Objective ▸ Determine how many lines of the data below contain "title", then give only that number.

• • • • •

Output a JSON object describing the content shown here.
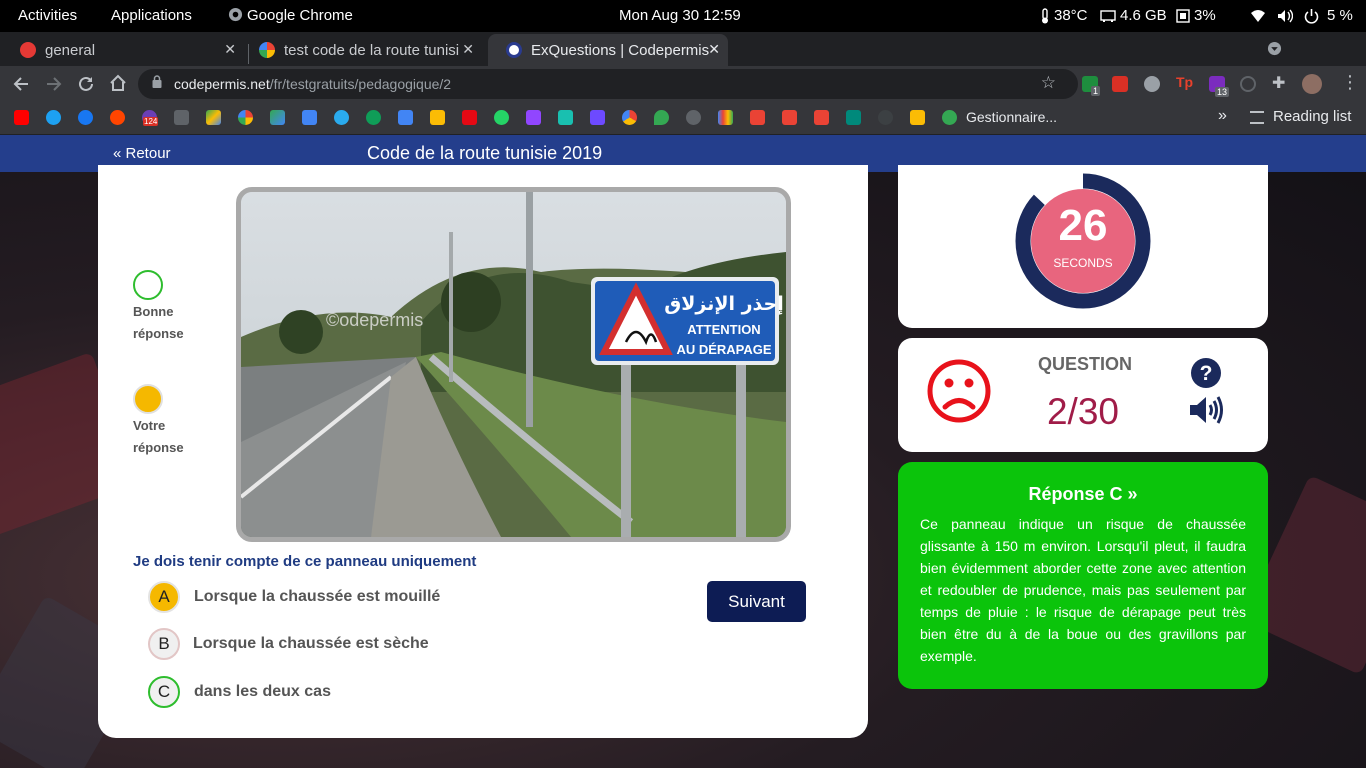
{
  "os_bar": {
    "activities": "Activities",
    "applications": "Applications",
    "app_name": "Google Chrome",
    "clock": "Mon Aug 30  12:59",
    "temperature": "38°C",
    "memory": "4.6 GB",
    "cpu": "3%",
    "battery": "5 %"
  },
  "tabs": [
    {
      "title": "general",
      "favicon_color": "#e53935"
    },
    {
      "title": "test code de la route tunisi",
      "favicon_color": "#4285f4"
    },
    {
      "title": "ExQuestions | Codepermis",
      "favicon_color": "#2a3b8f"
    }
  ],
  "address_bar": {
    "url_host": "codepermis.net",
    "url_path": "/fr/testgratuits/pedagogique/2"
  },
  "extensions": {
    "badge_1": "1",
    "badge_2": "13"
  },
  "bookmarks": {
    "icon_count_badge": "124",
    "gestionnaire": "Gestionnaire...",
    "more": "»",
    "reading_list": "Reading list"
  },
  "page": {
    "back_label": "« Retour",
    "title": "Code de la route tunisie 2019",
    "legend": {
      "correct_line1": "Bonne",
      "correct_line2": "réponse",
      "yours_line1": "Votre",
      "yours_line2": "réponse",
      "correct_color": "#2ebd2e",
      "yours_color": "#f5b800"
    },
    "image": {
      "watermark": "©odepermis",
      "sign_arabic": "إحذر الإنزلاق",
      "sign_line1": "ATTENTION",
      "sign_line2": "AU DÉRAPAGE"
    },
    "question": "Je dois tenir compte de ce panneau uniquement",
    "options": [
      {
        "letter": "A",
        "text": "Lorsque la chaussée est mouillé",
        "state": "selected"
      },
      {
        "letter": "B",
        "text": "Lorsque la chaussée est sèche",
        "state": "neutral"
      },
      {
        "letter": "C",
        "text": "dans les deux cas",
        "state": "correct"
      }
    ],
    "next_button": "Suivant"
  },
  "timer": {
    "value": "26",
    "unit": "SECONDS",
    "remaining_fraction": 0.87,
    "ring_color": "#1b2a5c",
    "fill_color": "#e8657e"
  },
  "question_status": {
    "label": "QUESTION",
    "counter": "2/30",
    "mood_icon": "sad-face-icon",
    "mood_color": "#e8121b"
  },
  "answer": {
    "title": "Réponse C »",
    "body": "Ce panneau indique un risque de chaussée glissante à 150 m environ. Lorsqu'il pleut, il faudra bien évidemment aborder cette zone avec attention et redoubler de prudence, mais pas seulement par temps de pluie : le risque de dérapage peut très bien être du à de la boue ou des gravillons par exemple.",
    "background_color": "#0bc40b"
  }
}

• • • • •

Result ▸ 5